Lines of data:
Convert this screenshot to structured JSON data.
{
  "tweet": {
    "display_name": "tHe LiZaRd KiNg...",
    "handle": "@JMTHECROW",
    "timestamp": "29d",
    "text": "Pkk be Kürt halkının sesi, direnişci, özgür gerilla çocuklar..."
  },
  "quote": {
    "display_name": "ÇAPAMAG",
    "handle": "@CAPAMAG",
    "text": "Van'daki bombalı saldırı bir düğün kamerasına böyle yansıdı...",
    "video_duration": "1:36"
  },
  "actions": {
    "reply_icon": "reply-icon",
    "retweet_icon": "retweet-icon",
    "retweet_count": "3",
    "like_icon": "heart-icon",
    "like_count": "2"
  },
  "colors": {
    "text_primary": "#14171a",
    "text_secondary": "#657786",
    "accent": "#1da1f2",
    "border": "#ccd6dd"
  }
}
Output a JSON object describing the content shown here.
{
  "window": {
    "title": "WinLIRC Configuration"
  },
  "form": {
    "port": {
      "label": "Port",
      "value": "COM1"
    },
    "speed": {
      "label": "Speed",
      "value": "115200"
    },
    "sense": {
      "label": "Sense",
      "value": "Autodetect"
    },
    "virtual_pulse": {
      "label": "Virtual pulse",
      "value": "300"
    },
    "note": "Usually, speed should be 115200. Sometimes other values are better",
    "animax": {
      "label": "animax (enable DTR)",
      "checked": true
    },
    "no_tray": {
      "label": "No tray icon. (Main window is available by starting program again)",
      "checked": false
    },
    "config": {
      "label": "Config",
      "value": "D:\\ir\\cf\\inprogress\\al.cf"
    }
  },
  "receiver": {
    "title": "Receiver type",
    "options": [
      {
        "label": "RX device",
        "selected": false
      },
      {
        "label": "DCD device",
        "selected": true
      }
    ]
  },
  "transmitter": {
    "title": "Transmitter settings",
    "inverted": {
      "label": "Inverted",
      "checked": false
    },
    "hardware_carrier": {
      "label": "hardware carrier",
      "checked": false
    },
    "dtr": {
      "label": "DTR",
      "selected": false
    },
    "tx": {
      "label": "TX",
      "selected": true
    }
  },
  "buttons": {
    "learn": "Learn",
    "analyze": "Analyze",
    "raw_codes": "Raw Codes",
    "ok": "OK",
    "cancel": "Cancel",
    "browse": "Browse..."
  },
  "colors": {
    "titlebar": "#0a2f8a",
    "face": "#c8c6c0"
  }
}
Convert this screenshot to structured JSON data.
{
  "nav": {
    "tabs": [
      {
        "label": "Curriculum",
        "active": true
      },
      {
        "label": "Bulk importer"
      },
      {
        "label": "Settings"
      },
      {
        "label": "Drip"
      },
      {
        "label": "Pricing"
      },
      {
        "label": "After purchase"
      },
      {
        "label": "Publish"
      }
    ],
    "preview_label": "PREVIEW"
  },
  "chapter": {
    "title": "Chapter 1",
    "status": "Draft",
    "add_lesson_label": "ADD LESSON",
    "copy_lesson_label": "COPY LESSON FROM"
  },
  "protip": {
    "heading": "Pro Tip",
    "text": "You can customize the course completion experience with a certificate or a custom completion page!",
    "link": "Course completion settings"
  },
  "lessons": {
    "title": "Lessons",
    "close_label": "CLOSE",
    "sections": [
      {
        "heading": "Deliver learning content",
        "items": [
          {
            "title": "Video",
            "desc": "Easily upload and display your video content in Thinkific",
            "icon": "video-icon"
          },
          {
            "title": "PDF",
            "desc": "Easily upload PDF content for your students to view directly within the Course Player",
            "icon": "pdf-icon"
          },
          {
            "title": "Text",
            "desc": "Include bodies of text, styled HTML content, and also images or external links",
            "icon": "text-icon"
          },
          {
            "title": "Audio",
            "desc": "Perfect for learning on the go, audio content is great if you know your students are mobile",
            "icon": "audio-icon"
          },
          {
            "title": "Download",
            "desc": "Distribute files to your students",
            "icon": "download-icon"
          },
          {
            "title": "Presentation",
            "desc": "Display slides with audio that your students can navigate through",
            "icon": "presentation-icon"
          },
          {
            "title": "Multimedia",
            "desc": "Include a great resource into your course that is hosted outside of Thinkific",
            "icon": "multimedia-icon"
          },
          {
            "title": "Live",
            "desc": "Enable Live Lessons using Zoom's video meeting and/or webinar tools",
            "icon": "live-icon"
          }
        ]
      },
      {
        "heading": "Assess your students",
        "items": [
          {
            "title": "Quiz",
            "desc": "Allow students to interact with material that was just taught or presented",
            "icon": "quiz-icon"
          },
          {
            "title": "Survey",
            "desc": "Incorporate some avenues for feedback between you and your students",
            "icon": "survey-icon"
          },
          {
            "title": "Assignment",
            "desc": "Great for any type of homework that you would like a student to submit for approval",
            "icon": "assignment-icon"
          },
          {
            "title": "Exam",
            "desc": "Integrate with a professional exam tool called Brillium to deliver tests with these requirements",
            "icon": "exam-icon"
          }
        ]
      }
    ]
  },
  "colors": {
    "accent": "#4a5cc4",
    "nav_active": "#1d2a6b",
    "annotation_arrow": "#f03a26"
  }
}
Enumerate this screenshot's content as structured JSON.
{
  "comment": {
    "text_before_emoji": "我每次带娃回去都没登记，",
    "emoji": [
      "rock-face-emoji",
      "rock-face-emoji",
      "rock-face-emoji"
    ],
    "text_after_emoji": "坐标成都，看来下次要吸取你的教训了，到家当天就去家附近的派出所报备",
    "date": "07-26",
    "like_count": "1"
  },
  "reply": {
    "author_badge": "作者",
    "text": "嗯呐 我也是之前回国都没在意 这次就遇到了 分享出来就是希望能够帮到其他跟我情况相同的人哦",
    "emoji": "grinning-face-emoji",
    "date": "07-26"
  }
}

▶ [Challenge]: Output the lines above verbatim and in full.

▶ [Worked answer]:
Convert this screenshot to structured JSON data.
{
  "tweet": {
    "display_name": "tHe LiZaRd KiNg...",
    "handle": "@JMTHECROW",
    "timestamp": "29d",
    "text": "Pkk be Kürt halkının sesi, direnişci, özgür gerilla çocuklar..."
  },
  "quote": {
    "display_name": "ÇAPAMAG",
    "handle": "@CAPAMAG",
    "text": "Van'daki bombalı saldırı bir düğün kamerasına böyle yansıdı...",
    "video_duration": "1:36"
  },
  "actions": {
    "reply_icon": "reply-icon",
    "retweet_icon": "retweet-icon",
    "retweet_count": "3",
    "like_icon": "heart-icon",
    "like_count": "2"
  },
  "colors": {
    "text_primary": "#14171a",
    "text_secondary": "#657786",
    "accent": "#1da1f2",
    "border": "#ccd6dd"
  }
}
Output a JSON object describing the content shown here.
{
  "window": {
    "title": "WinLIRC Configuration"
  },
  "form": {
    "port": {
      "label": "Port",
      "value": "COM1"
    },
    "speed": {
      "label": "Speed",
      "value": "115200"
    },
    "sense": {
      "label": "Sense",
      "value": "Autodetect"
    },
    "virtual_pulse": {
      "label": "Virtual pulse",
      "value": "300"
    },
    "note": "Usually, speed should be 115200. Sometimes other values are better",
    "animax": {
      "label": "animax (enable DTR)",
      "checked": true
    },
    "no_tray": {
      "label": "No tray icon. (Main window is available by starting program again)",
      "checked": false
    },
    "config": {
      "label": "Config",
      "value": "D:\\ir\\cf\\inprogress\\al.cf"
    }
  },
  "receiver": {
    "title": "Receiver type",
    "options": [
      {
        "label": "RX device",
        "selected": false
      },
      {
        "label": "DCD device",
        "selected": true
      }
    ]
  },
  "transmitter": {
    "title": "Transmitter settings",
    "inverted": {
      "label": "Inverted",
      "checked": false
    },
    "hardware_carrier": {
      "label": "hardware carrier",
      "checked": false
    },
    "dtr": {
      "label": "DTR",
      "selected": false
    },
    "tx": {
      "label": "TX",
      "selected": true
    }
  },
  "buttons": {
    "learn": "Learn",
    "analyze": "Analyze",
    "raw_codes": "Raw Codes",
    "ok": "OK",
    "cancel": "Cancel",
    "browse": "Browse..."
  },
  "colors": {
    "titlebar": "#0a2f8a",
    "face": "#c8c6c0"
  }
}
Convert this screenshot to structured JSON data.
{
  "nav": {
    "tabs": [
      {
        "label": "Curriculum",
        "active": true
      },
      {
        "label": "Bulk importer"
      },
      {
        "label": "Settings"
      },
      {
        "label": "Drip"
      },
      {
        "label": "Pricing"
      },
      {
        "label": "After purchase"
      },
      {
        "label": "Publish"
      }
    ],
    "preview_label": "PREVIEW"
  },
  "chapter": {
    "title": "Chapter 1",
    "status": "Draft",
    "add_lesson_label": "ADD LESSON",
    "copy_lesson_label": "COPY LESSON FROM"
  },
  "protip": {
    "heading": "Pro Tip",
    "text": "You can customize the course completion experience with a certificate or a custom completion page!",
    "link": "Course completion settings"
  },
  "lessons": {
    "title": "Lessons",
    "close_label": "CLOSE",
    "sections": [
      {
        "heading": "Deliver learning content",
        "items": [
          {
            "title": "Video",
            "desc": "Easily upload and display your video content in Thinkific",
            "icon": "video-icon"
          },
          {
            "title": "PDF",
            "desc": "Easily upload PDF content for your students to view directly within the Course Player",
            "icon": "pdf-icon"
          },
          {
            "title": "Text",
            "desc": "Include bodies of text, styled HTML content, and also images or external links",
            "icon": "text-icon"
          },
          {
            "title": "Audio",
            "desc": "Perfect for learning on the go, audio content is great if you know your students are mobile",
            "icon": "audio-icon"
          },
          {
            "title": "Download",
            "desc": "Distribute files to your students",
            "icon": "download-icon"
          },
          {
            "title": "Presentation",
            "desc": "Display slides with audio that your students can navigate through",
            "icon": "presentation-icon"
          },
          {
            "title": "Multimedia",
            "desc": "Include a great resource into your course that is hosted outside of Thinkific",
            "icon": "multimedia-icon"
          },
          {
            "title": "Live",
            "desc": "Enable Live Lessons using Zoom's video meeting and/or webinar tools",
            "icon": "live-icon"
          }
        ]
      },
      {
        "heading": "Assess your students",
        "items": [
          {
            "title": "Quiz",
            "desc": "Allow students to interact with material that was just taught or presented",
            "icon": "quiz-icon"
          },
          {
            "title": "Survey",
            "desc": "Incorporate some avenues for feedback between you and your students",
            "icon": "survey-icon"
          },
          {
            "title": "Assignment",
            "desc": "Great for any type of homework that you would like a student to submit for approval",
            "icon": "assignment-icon"
          },
          {
            "title": "Exam",
            "desc": "Integrate with a professional exam tool called Brillium to deliver tests with these requirements",
            "icon": "exam-icon"
          }
        ]
      }
    ]
  },
  "colors": {
    "accent": "#4a5cc4",
    "nav_active": "#1d2a6b",
    "annotation_arrow": "#f03a26"
  }
}
Enumerate this screenshot's content as structured JSON.
{
  "comment": {
    "text_before_emoji": "我每次带娃回去都没登记，",
    "emoji": [
      "rock-face-emoji",
      "rock-face-emoji",
      "rock-face-emoji"
    ],
    "text_after_emoji": "坐标成都，看来下次要吸取你的教训了，到家当天就去家附近的派出所报备",
    "date": "07-26",
    "like_count": "1"
  },
  "reply": {
    "author_badge": "作者",
    "text": "嗯呐 我也是之前回国都没在意 这次就遇到了 分享出来就是希望能够帮到其他跟我情况相同的人哦",
    "emoji": "grinning-face-emoji",
    "date": "07-26"
  }
}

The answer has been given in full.